+++ DATASET EXTRACT

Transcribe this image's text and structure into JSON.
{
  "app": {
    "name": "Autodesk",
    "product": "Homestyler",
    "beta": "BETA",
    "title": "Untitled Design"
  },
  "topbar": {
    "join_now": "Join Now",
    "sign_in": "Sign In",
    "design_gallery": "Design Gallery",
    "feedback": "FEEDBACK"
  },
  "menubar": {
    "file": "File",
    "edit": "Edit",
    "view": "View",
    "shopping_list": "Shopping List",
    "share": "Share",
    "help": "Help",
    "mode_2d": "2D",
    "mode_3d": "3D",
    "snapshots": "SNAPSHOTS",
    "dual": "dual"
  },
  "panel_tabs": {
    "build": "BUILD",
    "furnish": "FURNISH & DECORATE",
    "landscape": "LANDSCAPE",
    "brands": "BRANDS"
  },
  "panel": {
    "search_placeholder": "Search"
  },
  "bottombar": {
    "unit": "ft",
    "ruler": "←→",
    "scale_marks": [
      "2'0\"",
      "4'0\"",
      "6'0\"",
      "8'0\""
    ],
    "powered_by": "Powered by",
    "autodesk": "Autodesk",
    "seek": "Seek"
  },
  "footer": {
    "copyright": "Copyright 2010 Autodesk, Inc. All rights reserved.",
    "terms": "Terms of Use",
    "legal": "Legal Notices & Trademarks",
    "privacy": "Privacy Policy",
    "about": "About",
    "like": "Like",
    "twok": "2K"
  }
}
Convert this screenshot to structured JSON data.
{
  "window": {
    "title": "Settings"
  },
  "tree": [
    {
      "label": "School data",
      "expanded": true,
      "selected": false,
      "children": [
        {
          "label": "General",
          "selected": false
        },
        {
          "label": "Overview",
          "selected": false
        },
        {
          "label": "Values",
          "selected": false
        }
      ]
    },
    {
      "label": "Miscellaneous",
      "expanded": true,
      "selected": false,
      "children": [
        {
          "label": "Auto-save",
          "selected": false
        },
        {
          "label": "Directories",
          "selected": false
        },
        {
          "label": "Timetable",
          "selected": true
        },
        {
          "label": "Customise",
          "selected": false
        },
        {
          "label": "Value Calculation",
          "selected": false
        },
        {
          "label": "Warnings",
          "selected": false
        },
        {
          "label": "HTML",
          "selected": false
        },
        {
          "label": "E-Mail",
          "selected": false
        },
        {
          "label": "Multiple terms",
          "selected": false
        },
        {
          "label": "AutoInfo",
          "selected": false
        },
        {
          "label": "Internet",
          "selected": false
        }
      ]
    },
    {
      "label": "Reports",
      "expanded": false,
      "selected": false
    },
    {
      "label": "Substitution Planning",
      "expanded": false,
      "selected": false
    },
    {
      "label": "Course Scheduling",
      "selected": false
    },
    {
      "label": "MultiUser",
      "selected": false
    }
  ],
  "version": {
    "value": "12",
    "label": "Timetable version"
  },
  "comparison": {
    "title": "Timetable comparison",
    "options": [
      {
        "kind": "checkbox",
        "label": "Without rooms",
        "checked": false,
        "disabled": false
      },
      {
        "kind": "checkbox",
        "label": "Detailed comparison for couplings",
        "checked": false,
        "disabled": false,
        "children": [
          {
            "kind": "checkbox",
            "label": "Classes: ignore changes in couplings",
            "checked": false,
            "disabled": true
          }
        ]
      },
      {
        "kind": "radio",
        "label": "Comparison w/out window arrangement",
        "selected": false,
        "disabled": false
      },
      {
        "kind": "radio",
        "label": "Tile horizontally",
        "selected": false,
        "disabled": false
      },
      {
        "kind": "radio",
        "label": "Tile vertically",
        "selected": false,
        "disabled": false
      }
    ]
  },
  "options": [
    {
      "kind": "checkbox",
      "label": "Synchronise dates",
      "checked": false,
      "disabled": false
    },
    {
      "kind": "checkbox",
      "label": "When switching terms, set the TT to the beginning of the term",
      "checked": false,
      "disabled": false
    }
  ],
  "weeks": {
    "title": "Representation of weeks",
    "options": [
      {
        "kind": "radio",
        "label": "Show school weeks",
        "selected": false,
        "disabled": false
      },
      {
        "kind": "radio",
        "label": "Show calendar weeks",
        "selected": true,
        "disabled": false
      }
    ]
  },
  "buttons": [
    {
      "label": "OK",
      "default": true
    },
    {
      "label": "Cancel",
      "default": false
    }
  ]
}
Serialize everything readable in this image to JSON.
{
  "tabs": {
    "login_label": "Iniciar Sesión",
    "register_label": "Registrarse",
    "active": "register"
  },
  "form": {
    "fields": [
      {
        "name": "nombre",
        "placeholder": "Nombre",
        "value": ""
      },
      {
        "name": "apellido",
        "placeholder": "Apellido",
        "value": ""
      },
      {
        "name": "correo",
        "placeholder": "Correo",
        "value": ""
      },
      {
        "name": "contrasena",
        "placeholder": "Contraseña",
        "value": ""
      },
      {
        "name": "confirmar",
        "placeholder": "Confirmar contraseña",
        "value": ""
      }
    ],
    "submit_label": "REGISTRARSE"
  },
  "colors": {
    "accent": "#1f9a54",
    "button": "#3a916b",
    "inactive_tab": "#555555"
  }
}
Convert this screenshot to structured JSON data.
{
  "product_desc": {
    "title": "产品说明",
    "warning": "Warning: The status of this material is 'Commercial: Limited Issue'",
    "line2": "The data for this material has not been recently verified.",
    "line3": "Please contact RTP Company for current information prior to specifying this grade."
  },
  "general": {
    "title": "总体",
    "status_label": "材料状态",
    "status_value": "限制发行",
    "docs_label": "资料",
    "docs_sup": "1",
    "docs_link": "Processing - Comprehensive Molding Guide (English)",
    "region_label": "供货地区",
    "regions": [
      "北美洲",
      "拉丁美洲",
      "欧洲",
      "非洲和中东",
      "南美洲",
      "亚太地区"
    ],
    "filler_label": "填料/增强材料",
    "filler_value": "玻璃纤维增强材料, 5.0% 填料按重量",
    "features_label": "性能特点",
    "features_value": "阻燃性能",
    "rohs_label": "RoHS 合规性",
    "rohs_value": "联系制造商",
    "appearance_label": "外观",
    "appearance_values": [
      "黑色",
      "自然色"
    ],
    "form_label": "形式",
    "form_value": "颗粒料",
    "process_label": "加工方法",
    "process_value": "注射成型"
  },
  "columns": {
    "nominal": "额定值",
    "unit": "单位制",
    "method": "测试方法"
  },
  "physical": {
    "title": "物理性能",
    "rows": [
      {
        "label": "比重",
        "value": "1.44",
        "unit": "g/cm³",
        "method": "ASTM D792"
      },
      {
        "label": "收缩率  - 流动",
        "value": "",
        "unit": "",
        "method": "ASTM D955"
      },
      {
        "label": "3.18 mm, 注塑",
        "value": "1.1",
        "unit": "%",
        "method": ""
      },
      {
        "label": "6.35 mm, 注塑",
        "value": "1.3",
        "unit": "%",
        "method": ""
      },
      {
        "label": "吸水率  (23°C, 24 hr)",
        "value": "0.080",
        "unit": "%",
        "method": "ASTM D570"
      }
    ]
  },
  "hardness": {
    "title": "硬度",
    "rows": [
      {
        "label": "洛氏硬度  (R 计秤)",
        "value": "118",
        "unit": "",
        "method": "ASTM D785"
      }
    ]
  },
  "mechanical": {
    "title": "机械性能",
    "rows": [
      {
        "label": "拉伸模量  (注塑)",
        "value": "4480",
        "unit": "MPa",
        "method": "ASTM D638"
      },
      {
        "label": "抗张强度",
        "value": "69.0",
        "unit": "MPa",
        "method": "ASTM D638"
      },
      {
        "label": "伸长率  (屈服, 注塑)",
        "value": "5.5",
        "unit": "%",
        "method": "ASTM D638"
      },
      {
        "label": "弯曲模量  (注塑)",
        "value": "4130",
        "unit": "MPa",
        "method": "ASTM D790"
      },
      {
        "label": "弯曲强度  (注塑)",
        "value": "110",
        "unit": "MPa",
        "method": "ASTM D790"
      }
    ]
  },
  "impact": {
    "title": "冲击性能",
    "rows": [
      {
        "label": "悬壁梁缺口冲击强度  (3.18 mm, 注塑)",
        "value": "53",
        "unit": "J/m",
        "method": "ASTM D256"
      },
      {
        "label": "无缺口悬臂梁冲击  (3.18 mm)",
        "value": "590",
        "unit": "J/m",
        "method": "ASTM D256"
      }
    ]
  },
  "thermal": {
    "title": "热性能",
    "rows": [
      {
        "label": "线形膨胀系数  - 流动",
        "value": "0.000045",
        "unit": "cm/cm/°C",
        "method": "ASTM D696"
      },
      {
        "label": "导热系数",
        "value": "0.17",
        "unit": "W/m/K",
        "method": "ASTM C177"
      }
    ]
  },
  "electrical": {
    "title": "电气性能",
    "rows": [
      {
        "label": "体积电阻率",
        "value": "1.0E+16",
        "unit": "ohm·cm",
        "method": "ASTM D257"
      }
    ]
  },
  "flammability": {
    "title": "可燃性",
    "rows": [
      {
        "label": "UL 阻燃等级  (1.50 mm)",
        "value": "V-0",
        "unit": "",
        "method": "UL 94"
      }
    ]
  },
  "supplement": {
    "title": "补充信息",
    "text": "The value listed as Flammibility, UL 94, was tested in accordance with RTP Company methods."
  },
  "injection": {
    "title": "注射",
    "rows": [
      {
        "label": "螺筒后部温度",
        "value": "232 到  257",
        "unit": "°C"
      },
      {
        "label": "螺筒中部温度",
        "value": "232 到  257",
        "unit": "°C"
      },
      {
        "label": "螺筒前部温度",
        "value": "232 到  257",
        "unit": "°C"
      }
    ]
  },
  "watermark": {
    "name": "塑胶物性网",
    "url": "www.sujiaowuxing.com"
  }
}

++++++

▸ **EXERCISE**
Out of the material above, select every line that holds the string "Tile".

▸ **ANSWER TO THIS TASK**
        "label": "Tile horizontally",
        "label": "Tile vertically",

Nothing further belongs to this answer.